Professional Documents
Culture Documents
Vocabulary: https://dictionary.cambridge.org/
Shop: a place where you can buy goods or services.
Shopkeeper: a person who owns and manages a small shop.
Sweets: sweet food, such as candy or cake.
Fridge: a piece of kitchen equipment that uses electricity to preserve food at a cold
temperature. (Also, refrigerator).
Change: the money that is returned to someone who has paid for something that costs less
that the amount that they gave.
Reordering a dialogue:
B: Hi, how much are these sweets?
B: Here you are. Thanks.
B: OK, can I have these sweets and a cola, please?
A: These ones? Let me see… they’re $1.00.
A: Thanks a lot. Bye.
A: Hi, can I help you?
A: Of course. Is that everything?
A: That’s $2.00, please.
B: Yes, thanks.
Vocabulary:
Stationmaster: the person who is in charge of a railroad station.
Missed: (miss) to arrive too late to get on a bus, train or aircraft.
Platform: a long, flat raised structure at a railroad station, where people get on and off trains.
Rush hour: the busy part of the day when towns and cities are crowded, either in the morning
when people are traveling to work, or in the evening when people are traveling home.

- _Work task_: Copy the vocabulary and dialogue worksheet above in full, preserving every word, line, and punctuation mark without alteration.

- _Provided records_:
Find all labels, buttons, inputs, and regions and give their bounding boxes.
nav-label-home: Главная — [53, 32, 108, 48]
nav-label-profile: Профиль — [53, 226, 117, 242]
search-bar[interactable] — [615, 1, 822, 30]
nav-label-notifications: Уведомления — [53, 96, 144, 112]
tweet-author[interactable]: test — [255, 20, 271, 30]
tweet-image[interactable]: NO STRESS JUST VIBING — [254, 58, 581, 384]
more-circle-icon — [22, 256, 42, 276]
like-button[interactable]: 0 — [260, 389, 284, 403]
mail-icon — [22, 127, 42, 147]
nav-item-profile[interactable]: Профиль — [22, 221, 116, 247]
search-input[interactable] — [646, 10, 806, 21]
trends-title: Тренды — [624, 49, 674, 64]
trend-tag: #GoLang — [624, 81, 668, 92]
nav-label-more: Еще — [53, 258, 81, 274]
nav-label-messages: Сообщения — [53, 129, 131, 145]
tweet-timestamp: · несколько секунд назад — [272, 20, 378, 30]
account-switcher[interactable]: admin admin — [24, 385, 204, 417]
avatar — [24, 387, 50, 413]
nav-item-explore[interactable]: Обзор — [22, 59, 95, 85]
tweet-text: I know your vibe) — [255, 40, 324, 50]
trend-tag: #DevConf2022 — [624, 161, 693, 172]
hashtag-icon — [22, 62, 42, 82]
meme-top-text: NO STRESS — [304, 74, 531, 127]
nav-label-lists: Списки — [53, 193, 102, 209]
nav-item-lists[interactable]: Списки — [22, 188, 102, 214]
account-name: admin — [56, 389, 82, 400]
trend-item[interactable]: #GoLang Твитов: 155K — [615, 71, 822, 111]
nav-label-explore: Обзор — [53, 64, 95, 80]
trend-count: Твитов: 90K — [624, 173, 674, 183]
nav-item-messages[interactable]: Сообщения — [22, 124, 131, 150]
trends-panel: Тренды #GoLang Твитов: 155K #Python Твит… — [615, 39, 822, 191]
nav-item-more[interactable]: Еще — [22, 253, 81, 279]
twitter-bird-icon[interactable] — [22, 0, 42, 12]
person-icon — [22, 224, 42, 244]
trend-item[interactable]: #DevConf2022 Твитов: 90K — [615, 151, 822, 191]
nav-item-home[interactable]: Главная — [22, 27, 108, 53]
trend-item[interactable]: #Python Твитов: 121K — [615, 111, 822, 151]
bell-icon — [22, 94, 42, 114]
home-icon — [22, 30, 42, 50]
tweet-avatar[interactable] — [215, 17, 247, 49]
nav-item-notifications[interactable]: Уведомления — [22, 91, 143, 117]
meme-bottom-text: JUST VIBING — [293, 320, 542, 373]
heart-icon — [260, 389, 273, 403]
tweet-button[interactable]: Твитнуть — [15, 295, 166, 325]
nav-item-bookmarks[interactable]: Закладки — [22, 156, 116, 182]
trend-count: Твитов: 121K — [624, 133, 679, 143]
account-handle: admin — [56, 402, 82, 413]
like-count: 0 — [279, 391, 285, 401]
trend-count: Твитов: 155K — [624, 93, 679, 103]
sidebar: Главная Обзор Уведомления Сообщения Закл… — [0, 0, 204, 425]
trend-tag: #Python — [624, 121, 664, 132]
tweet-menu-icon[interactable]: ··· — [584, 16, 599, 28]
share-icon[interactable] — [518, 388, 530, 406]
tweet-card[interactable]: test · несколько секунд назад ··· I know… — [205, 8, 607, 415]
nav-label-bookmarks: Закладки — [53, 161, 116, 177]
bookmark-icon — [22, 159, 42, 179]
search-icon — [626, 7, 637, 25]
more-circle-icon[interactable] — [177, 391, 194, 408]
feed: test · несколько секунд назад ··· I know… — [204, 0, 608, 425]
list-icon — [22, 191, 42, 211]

- _Problem solution_:
Professional Documents
Culture Documents
Vocabulary: https://dictionary.cambridge.org/
Shop: a place where you can buy goods or services.
Shopkeeper: a person who owns and manages a small shop.
Sweets: sweet food, such as candy or cake.
Fridge: a piece of kitchen equipment that uses electricity to preserve food at a cold
temperature. (Also, refrigerator).
Change: the money that is returned to someone who has paid for something that costs less
that the amount that they gave.
Reordering a dialogue:
B: Hi, how much are these sweets?
B: Here you are. Thanks.
B: OK, can I have these sweets and a cola, please?
A: These ones? Let me see… they’re $1.00.
A: Thanks a lot. Bye.
A: Hi, can I help you?
A: Of course. Is that everything?
A: That’s $2.00, please.
B: Yes, thanks.
Vocabulary:
Stationmaster: the person who is in charge of a railroad station.
Missed: (miss) to arrive too late to get on a bus, train or aircraft.
Platform: a long, flat raised structure at a railroad station, where people get on and off trains.
Rush hour: the busy part of the day when towns and cities are crowded, either in the morning
when people are traveling to work, or in the evening when people are traveling home.